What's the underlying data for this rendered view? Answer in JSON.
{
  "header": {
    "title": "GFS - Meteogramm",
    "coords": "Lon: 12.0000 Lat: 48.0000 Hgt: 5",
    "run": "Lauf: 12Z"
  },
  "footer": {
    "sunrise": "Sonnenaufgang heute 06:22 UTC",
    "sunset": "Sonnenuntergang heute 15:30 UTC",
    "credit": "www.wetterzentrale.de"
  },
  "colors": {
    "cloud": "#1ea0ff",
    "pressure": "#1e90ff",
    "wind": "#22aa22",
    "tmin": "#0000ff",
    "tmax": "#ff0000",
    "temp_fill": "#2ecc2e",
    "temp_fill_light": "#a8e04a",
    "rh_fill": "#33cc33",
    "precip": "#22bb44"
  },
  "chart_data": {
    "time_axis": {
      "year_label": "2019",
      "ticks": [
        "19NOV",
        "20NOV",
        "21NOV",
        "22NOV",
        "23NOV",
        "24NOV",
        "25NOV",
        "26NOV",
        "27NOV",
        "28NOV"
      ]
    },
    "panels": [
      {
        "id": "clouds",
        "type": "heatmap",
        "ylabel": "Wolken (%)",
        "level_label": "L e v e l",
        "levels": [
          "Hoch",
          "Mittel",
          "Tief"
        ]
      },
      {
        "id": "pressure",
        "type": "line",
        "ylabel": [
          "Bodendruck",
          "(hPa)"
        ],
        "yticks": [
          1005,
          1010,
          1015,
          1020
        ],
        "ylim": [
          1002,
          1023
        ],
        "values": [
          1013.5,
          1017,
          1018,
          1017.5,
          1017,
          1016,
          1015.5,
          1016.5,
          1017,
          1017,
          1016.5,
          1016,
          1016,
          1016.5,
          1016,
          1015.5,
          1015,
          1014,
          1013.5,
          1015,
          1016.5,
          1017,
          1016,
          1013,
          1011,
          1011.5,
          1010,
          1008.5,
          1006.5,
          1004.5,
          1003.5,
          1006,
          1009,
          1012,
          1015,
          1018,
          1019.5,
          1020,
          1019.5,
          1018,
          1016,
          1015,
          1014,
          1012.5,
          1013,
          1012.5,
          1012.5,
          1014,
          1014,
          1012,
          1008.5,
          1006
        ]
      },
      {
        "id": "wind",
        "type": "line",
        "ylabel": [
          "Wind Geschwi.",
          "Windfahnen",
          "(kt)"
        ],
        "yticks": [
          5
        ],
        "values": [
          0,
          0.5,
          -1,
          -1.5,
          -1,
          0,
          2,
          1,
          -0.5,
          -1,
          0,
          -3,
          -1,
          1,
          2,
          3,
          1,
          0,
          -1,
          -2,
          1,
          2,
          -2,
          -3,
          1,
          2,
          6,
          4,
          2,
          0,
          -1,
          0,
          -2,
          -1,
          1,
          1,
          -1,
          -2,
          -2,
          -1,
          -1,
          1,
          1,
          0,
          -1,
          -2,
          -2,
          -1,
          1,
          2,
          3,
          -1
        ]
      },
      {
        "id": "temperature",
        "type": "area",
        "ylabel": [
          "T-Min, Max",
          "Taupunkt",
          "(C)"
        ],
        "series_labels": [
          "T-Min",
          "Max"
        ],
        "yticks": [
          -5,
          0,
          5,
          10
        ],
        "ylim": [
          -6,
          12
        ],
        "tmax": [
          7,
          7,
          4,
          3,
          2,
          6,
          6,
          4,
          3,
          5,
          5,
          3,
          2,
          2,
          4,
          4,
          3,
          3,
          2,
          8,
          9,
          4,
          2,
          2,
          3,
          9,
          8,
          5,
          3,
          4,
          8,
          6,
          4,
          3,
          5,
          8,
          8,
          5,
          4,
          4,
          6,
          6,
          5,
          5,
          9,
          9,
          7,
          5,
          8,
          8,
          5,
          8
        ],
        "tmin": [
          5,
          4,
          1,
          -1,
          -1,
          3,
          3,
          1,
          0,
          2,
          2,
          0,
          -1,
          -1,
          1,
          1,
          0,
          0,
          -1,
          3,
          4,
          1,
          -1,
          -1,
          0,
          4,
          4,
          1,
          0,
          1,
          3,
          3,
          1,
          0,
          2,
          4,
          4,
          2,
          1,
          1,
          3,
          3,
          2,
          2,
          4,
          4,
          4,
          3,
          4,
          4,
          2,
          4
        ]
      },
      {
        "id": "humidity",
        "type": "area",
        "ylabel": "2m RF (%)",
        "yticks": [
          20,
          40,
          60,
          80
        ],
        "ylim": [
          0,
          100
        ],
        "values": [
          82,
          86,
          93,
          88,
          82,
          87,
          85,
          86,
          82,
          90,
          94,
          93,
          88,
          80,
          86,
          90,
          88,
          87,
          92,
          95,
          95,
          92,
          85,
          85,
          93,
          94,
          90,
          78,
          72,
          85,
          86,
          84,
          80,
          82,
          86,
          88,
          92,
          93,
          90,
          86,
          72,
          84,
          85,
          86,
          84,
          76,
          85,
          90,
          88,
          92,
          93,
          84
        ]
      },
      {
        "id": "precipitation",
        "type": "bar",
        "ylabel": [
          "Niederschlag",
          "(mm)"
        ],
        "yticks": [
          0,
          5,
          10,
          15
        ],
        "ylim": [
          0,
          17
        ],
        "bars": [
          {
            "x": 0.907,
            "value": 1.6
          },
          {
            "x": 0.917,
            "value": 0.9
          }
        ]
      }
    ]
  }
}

* * * *

Directive - Return every entry verbatim.

Right answer -
What's the underlying data for this rendered view? Answer in JSON.
{
  "header": {
    "title": "GFS - Meteogramm",
    "coords": "Lon: 12.0000 Lat: 48.0000 Hgt: 5",
    "run": "Lauf: 12Z"
  },
  "footer": {
    "sunrise": "Sonnenaufgang heute 06:22 UTC",
    "sunset": "Sonnenuntergang heute 15:30 UTC",
    "credit": "www.wetterzentrale.de"
  },
  "colors": {
    "cloud": "#1ea0ff",
    "pressure": "#1e90ff",
    "wind": "#22aa22",
    "tmin": "#0000ff",
    "tmax": "#ff0000",
    "temp_fill": "#2ecc2e",
    "temp_fill_light": "#a8e04a",
    "rh_fill": "#33cc33",
    "precip": "#22bb44"
  },
  "chart_data": {
    "time_axis": {
      "year_label": "2019",
      "ticks": [
        "19NOV",
        "20NOV",
        "21NOV",
        "22NOV",
        "23NOV",
        "24NOV",
        "25NOV",
        "26NOV",
        "27NOV",
        "28NOV"
      ]
    },
    "panels": [
      {
        "id": "clouds",
        "type": "heatmap",
        "ylabel": "Wolken (%)",
        "level_label": "L e v e l",
        "levels": [
          "Hoch",
          "Mittel",
          "Tief"
        ]
      },
      {
        "id": "pressure",
        "type": "line",
        "ylabel": [
          "Bodendruck",
          "(hPa)"
        ],
        "yticks": [
          1005,
          1010,
          1015,
          1020
        ],
        "ylim": [
          1002,
          1023
        ],
        "values": [
          1013.5,
          1017,
          1018,
          1017.5,
          1017,
          1016,
          1015.5,
          1016.5,
          1017,
          1017,
          1016.5,
          1016,
          1016,
          1016.5,
          1016,
          1015.5,
          1015,
          1014,
          1013.5,
          1015,
          1016.5,
          1017,
          1016,
          1013,
          1011,
          1011.5,
          1010,
          1008.5,
          1006.5,
          1004.5,
          1003.5,
          1006,
          1009,
          1012,
          1015,
          1018,
          1019.5,
          1020,
          1019.5,
          1018,
          1016,
          1015,
          1014,
          1012.5,
          1013,
          1012.5,
          1012.5,
          1014,
          1014,
          1012,
          1008.5,
          1006
        ]
      },
      {
        "id": "wind",
        "type": "line",
        "ylabel": [
          "Wind Geschwi.",
          "Windfahnen",
          "(kt)"
        ],
        "yticks": [
          5
        ],
        "values": [
          0,
          0.5,
          -1,
          -1.5,
          -1,
          0,
          2,
          1,
          -0.5,
          -1,
          0,
          -3,
          -1,
          1,
          2,
          3,
          1,
          0,
          -1,
          -2,
          1,
          2,
          -2,
          -3,
          1,
          2,
          6,
          4,
          2,
          0,
          -1,
          0,
          -2,
          -1,
          1,
          1,
          -1,
          -2,
          -2,
          -1,
          -1,
          1,
          1,
          0,
          -1,
          -2,
          -2,
          -1,
          1,
          2,
          3,
          -1
        ]
      },
      {
        "id": "temperature",
        "type": "area",
        "ylabel": [
          "T-Min, Max",
          "Taupunkt",
          "(C)"
        ],
        "series_labels": [
          "T-Min",
          "Max"
        ],
        "yticks": [
          -5,
          0,
          5,
          10
        ],
        "ylim": [
          -6,
          12
        ],
        "tmax": [
          7,
          7,
          4,
          3,
          2,
          6,
          6,
          4,
          3,
          5,
          5,
          3,
          2,
          2,
          4,
          4,
          3,
          3,
          2,
          8,
          9,
          4,
          2,
          2,
          3,
          9,
          8,
          5,
          3,
          4,
          8,
          6,
          4,
          3,
          5,
          8,
          8,
          5,
          4,
          4,
          6,
          6,
          5,
          5,
          9,
          9,
          7,
          5,
          8,
          8,
          5,
          8
        ],
        "tmin": [
          5,
          4,
          1,
          -1,
          -1,
          3,
          3,
          1,
          0,
          2,
          2,
          0,
          -1,
          -1,
          1,
          1,
          0,
          0,
          -1,
          3,
          4,
          1,
          -1,
          -1,
          0,
          4,
          4,
          1,
          0,
          1,
          3,
          3,
          1,
          0,
          2,
          4,
          4,
          2,
          1,
          1,
          3,
          3,
          2,
          2,
          4,
          4,
          4,
          3,
          4,
          4,
          2,
          4
        ]
      },
      {
        "id": "humidity",
        "type": "area",
        "ylabel": "2m RF (%)",
        "yticks": [
          20,
          40,
          60,
          80
        ],
        "ylim": [
          0,
          100
        ],
        "values": [
          82,
          86,
          93,
          88,
          82,
          87,
          85,
          86,
          82,
          90,
          94,
          93,
          88,
          80,
          86,
          90,
          88,
          87,
          92,
          95,
          95,
          92,
          85,
          85,
          93,
          94,
          90,
          78,
          72,
          85,
          86,
          84,
          80,
          82,
          86,
          88,
          92,
          93,
          90,
          86,
          72,
          84,
          85,
          86,
          84,
          76,
          85,
          90,
          88,
          92,
          93,
          84
        ]
      },
      {
        "id": "precipitation",
        "type": "bar",
        "ylabel": [
          "Niederschlag",
          "(mm)"
        ],
        "yticks": [
          0,
          5,
          10,
          15
        ],
        "ylim": [
          0,
          17
        ],
        "bars": [
          {
            "x": 0.907,
            "value": 1.6
          },
          {
            "x": 0.917,
            "value": 0.9
          }
        ]
      }
    ]
  }
}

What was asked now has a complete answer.